**THE PROBLEM**.
Copy the data that follows, character for character, minus the pictures.

Raw records:
_ _ _ _ _ _ _

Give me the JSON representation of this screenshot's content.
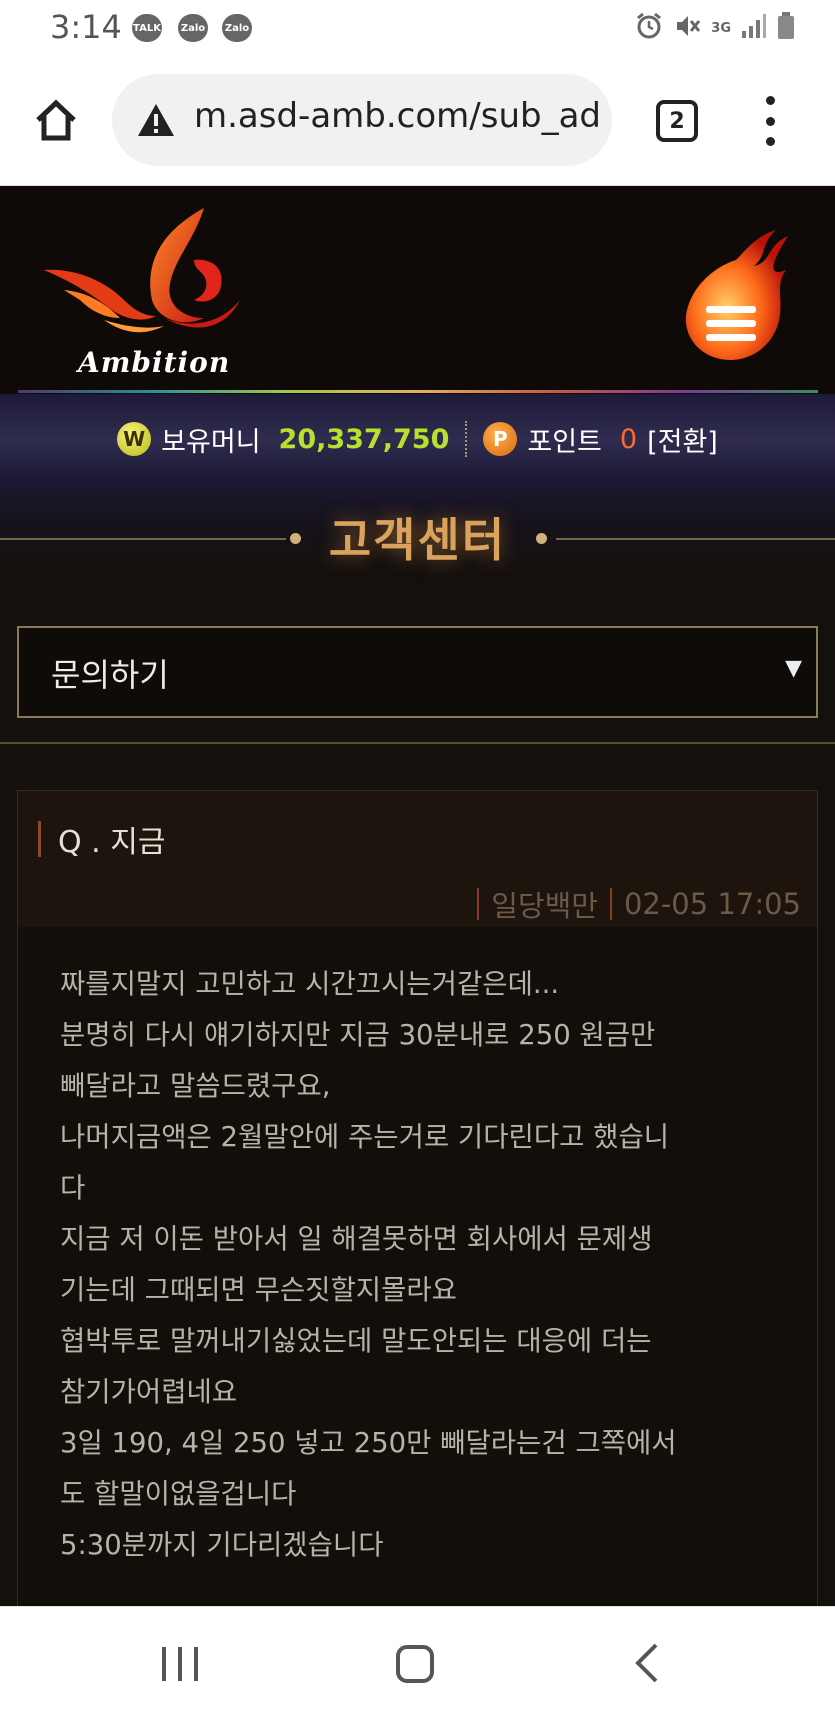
{
  "status_bar": {
    "time": "3:14",
    "notifications": [
      "TALK",
      "Zalo",
      "Zalo"
    ],
    "network": "3G",
    "icons": [
      "alarm-icon",
      "mute-icon",
      "signal-icon",
      "battery-icon"
    ]
  },
  "browser": {
    "url": "m.asd-amb.com/sub_ad",
    "tab_count": "2",
    "icons": [
      "home-icon",
      "warning-icon",
      "more-vert-icon"
    ]
  },
  "site": {
    "logo_text": "Ambition",
    "money": {
      "coin_w": "W",
      "label": "보유머니",
      "value": "20,337,750"
    },
    "points": {
      "coin_p": "P",
      "label": "포인트",
      "value": "0",
      "convert": "[전환]"
    },
    "page_title": "고객센터",
    "select": {
      "value": "문의하기",
      "arrow": "▼"
    },
    "qa": {
      "title": "Q . 지금",
      "author": "일당백만",
      "datetime": "02-05 17:05",
      "lines": [
        "짜를지말지 고민하고 시간끄시는거같은데...",
        "분명히 다시 얘기하지만 지금 30분내로 250 원금만",
        "빼달라고 말씀드렸구요,",
        "나머지금액은 2월말안에 주는거로 기다린다고 했습니",
        "다",
        "지금 저 이돈 받아서 일 해결못하면 회사에서 문제생",
        "기는데 그때되면 무슨짓할지몰라요",
        "협박투로 말꺼내기싫었는데 말도안되는 대응에 더는",
        "참기가어렵네요",
        "3일 190, 4일 250 넣고 250만 빼달라는건 그쪽에서",
        "도 할말이없을겁니다",
        "5:30분까지 기다리겠습니다"
      ]
    },
    "colors": {
      "money": "#b6e12c",
      "points": "#ff6a2c",
      "title": "#d9a25d"
    }
  }
}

_ _ _ _ _ _ _

**IN RESPONSE**.
Give me the JSON representation of this screenshot's content.
{
  "status_bar": {
    "time": "3:14",
    "notifications": [
      "TALK",
      "Zalo",
      "Zalo"
    ],
    "network": "3G",
    "icons": [
      "alarm-icon",
      "mute-icon",
      "signal-icon",
      "battery-icon"
    ]
  },
  "browser": {
    "url": "m.asd-amb.com/sub_ad",
    "tab_count": "2",
    "icons": [
      "home-icon",
      "warning-icon",
      "more-vert-icon"
    ]
  },
  "site": {
    "logo_text": "Ambition",
    "money": {
      "coin_w": "W",
      "label": "보유머니",
      "value": "20,337,750"
    },
    "points": {
      "coin_p": "P",
      "label": "포인트",
      "value": "0",
      "convert": "[전환]"
    },
    "page_title": "고객센터",
    "select": {
      "value": "문의하기",
      "arrow": "▼"
    },
    "qa": {
      "title": "Q . 지금",
      "author": "일당백만",
      "datetime": "02-05 17:05",
      "lines": [
        "짜를지말지 고민하고 시간끄시는거같은데...",
        "분명히 다시 얘기하지만 지금 30분내로 250 원금만",
        "빼달라고 말씀드렸구요,",
        "나머지금액은 2월말안에 주는거로 기다린다고 했습니",
        "다",
        "지금 저 이돈 받아서 일 해결못하면 회사에서 문제생",
        "기는데 그때되면 무슨짓할지몰라요",
        "협박투로 말꺼내기싫었는데 말도안되는 대응에 더는",
        "참기가어렵네요",
        "3일 190, 4일 250 넣고 250만 빼달라는건 그쪽에서",
        "도 할말이없을겁니다",
        "5:30분까지 기다리겠습니다"
      ]
    },
    "colors": {
      "money": "#b6e12c",
      "points": "#ff6a2c",
      "title": "#d9a25d"
    }
  }
}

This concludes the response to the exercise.